Source document:
--------------------------------
Hi there Ive enjoyed reading the continous posts to this thread over the past few days, I must say they have been very thought provoking.

What I have come to understand over the years of visiting this board on and off is the plethora of approaches to dream interpratation, what mythopoet calls dream psychology, each of us having a way in which we relate to the dreaming consciouness and its expression, different view points will be expressed but each view point through the eye of the beholder will resonate and sing to our being this can tell us something intimately about ourselves and our mode of operandus.

What I often wander is if there is one true way that is one pure truth and purpose to dreams and what they represent, our own 'dream psychology' is tainted much in the same way as putting on a rose coloured pair of sunglasses and seeing the world in a different hue. The way we look at dreams I believe is often akin to looking in a mirror, and in a similar way you could say to how we percieve the world around us.

Though our individuual expressions and sense of perception may be coloured with the many differnt hues that make up both our conscious personality and unconscious patterns I do believe that there is a uniquness and a universal 'truth' that exists beyond each of our individual personalitys and a truth that is common to all of us regadless of culture and time.

Something that Mythpoet wonderfully expressed in an earlier post -

"The symbol is truly expressing what it is. Although this may have 'meaning' for us, the symbol in itself does not mean. It simply expresses isness."

In this sense the 'truth' that I refer to is the same as the isness. Within buddhism this concept is often portrayed in different ways and young monks quite often meditate on this as a form of practice to pentrate truth.
--------------------------------
Excerpted records:
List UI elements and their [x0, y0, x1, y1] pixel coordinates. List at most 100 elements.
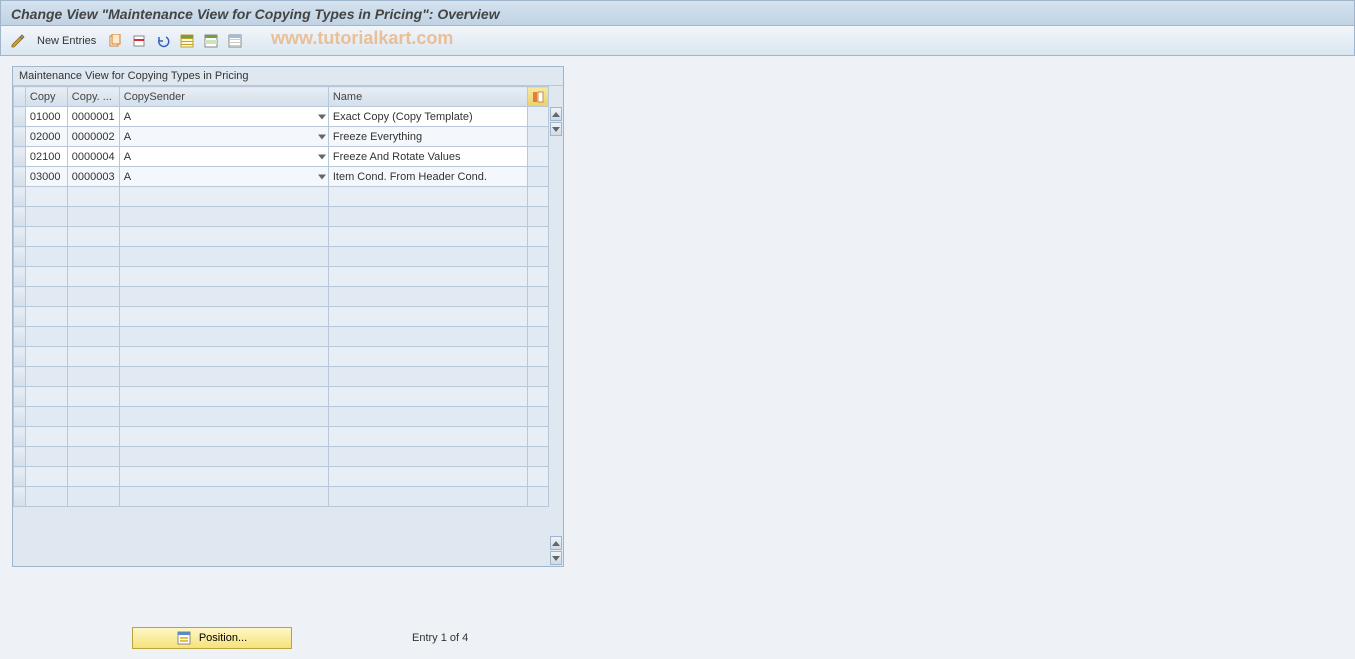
--------------------------------
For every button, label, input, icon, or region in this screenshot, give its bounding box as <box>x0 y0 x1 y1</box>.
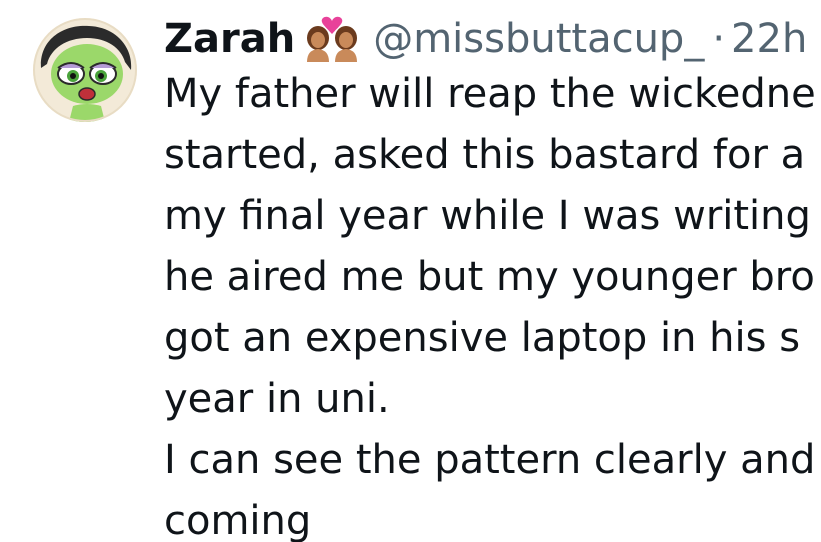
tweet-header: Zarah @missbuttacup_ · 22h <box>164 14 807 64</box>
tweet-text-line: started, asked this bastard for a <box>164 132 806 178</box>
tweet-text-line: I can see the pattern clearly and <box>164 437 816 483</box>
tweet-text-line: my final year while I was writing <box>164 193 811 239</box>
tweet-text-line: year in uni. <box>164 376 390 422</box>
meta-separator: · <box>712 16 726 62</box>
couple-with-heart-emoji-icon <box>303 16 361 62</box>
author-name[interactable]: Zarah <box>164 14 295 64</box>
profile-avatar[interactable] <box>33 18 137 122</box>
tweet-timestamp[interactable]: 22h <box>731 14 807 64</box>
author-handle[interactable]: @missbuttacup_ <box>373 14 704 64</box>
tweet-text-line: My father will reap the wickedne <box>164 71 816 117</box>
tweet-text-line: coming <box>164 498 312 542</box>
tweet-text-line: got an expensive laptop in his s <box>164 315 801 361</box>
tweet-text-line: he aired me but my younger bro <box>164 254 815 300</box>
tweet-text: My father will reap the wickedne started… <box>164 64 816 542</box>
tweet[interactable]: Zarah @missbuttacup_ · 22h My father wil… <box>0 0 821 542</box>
--------------------------------
What you should do: Resume the forum post on dream interpretation, picking up right after its final sentence.

Exercise output:
Looking at hills in the country side from the hills point of view they just 'are', and exist beyond time and space it is only to our three dimensional consciouness that we hold the lable for hill that gives the hill its character, meditation in buddhism is to empty oneself of all preconceptions and labels and to just experience truth itself.

Similarly the symbols within are a differention of truth or isness and have an 'energy lablel' that is a hue of expression which is what I base my dream psychology on

Mythopoet in your quote -
"My brother with whom I worry about my father's business in a dream is neither my actual brother nor the older, sombre, responsible traits that slow and weigh me down. My dream-brother, because he is now a shade in the underworld, is an eidola, a purely psychic form, and our interpretation of him must also make this move from the everyday to the mythic. -quoted from James Hillman, Dream and Underworld p59-60"
really helped me to understand more about the greeks and their approach to understanding dreams I had to read your posts several times before I got a sense of what you were expressing, though we share the same language, the language used in your way of understanding dreams was new to me.

From an esoteric perspective again another language would be used an eidola or a purley psychic form would be a part of the astral body in esoteric thinking and to those who have the gift of higher perception the astral realm is the place of dream conciousness and the watery world of emotions it also serves as a gateway between the physical body and the higher spiritual vehicles.

In esoteric thought the higher spiritual vehicles are an expression of truth itself the purest quality of love that which I believe is a guiding force in our lives and also that which unconsciouly we ache to return home to, this guidance from my own beliefs filters into our dream vehicle helping us to open ourselves to a richer way of being and understanding so as well as encountering in dreams our own psychic forms that are held in the astral the higher energies of love, support and guidance and truth also filter into our dream world making our dreams a rich playground with which to explore.

have a good weekend all
Happy dreaming Marce

Last edited by blueberrysummer : 04-21-2007 at 10:01 AM.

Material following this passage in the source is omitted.